(Given problem) Every line of the material is to be quoted verbatim, minus the pictures.

— start —

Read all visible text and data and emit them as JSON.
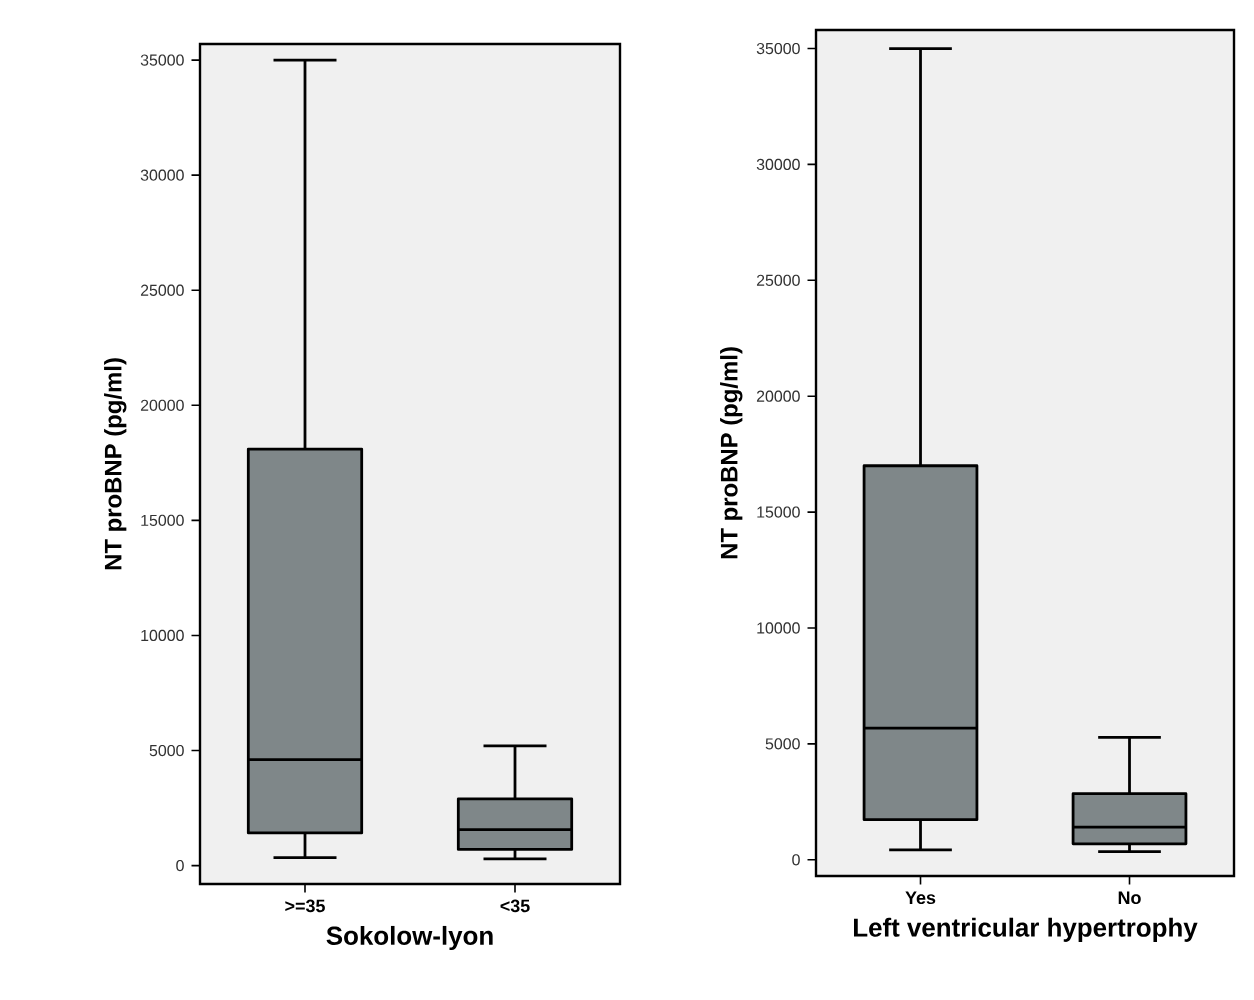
{
  "chart_data": [
    {
      "type": "box",
      "xlabel": "Sokolow-lyon",
      "ylabel": "NT proBNP (pg/ml)",
      "categories": [
        ">=35",
        "<35"
      ],
      "ylim": [
        -800,
        35700
      ],
      "yticks": [
        0,
        5000,
        10000,
        15000,
        20000,
        25000,
        30000,
        35000
      ],
      "series": [
        {
          "color": "#7f8789",
          "boxes": [
            {
              "low": 350,
              "q1": 1420,
              "median": 4600,
              "q3": 18100,
              "high": 35000
            },
            {
              "low": 290,
              "q1": 700,
              "median": 1560,
              "q3": 2900,
              "high": 5200
            }
          ]
        }
      ]
    },
    {
      "type": "box",
      "xlabel": "Left ventricular hypertrophy",
      "ylabel": "NT proBNP (pg/ml)",
      "categories": [
        "Yes",
        "No"
      ],
      "ylim": [
        -700,
        35800
      ],
      "yticks": [
        0,
        5000,
        10000,
        15000,
        20000,
        25000,
        30000,
        35000
      ],
      "series": [
        {
          "color": "#7f8789",
          "boxes": [
            {
              "low": 430,
              "q1": 1730,
              "median": 5680,
              "q3": 17000,
              "high": 35000
            },
            {
              "low": 350,
              "q1": 690,
              "median": 1410,
              "q3": 2850,
              "high": 5280
            }
          ]
        }
      ]
    }
  ]
}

— end —

(The answer)
Read all visible text and data and emit them as JSON.
{
  "chart_data": [
    {
      "type": "box",
      "xlabel": "Sokolow-lyon",
      "ylabel": "NT proBNP (pg/ml)",
      "categories": [
        ">=35",
        "<35"
      ],
      "ylim": [
        -800,
        35700
      ],
      "yticks": [
        0,
        5000,
        10000,
        15000,
        20000,
        25000,
        30000,
        35000
      ],
      "series": [
        {
          "color": "#7f8789",
          "boxes": [
            {
              "low": 350,
              "q1": 1420,
              "median": 4600,
              "q3": 18100,
              "high": 35000
            },
            {
              "low": 290,
              "q1": 700,
              "median": 1560,
              "q3": 2900,
              "high": 5200
            }
          ]
        }
      ]
    },
    {
      "type": "box",
      "xlabel": "Left ventricular hypertrophy",
      "ylabel": "NT proBNP (pg/ml)",
      "categories": [
        "Yes",
        "No"
      ],
      "ylim": [
        -700,
        35800
      ],
      "yticks": [
        0,
        5000,
        10000,
        15000,
        20000,
        25000,
        30000,
        35000
      ],
      "series": [
        {
          "color": "#7f8789",
          "boxes": [
            {
              "low": 430,
              "q1": 1730,
              "median": 5680,
              "q3": 17000,
              "high": 35000
            },
            {
              "low": 350,
              "q1": 690,
              "median": 1410,
              "q3": 2850,
              "high": 5280
            }
          ]
        }
      ]
    }
  ]
}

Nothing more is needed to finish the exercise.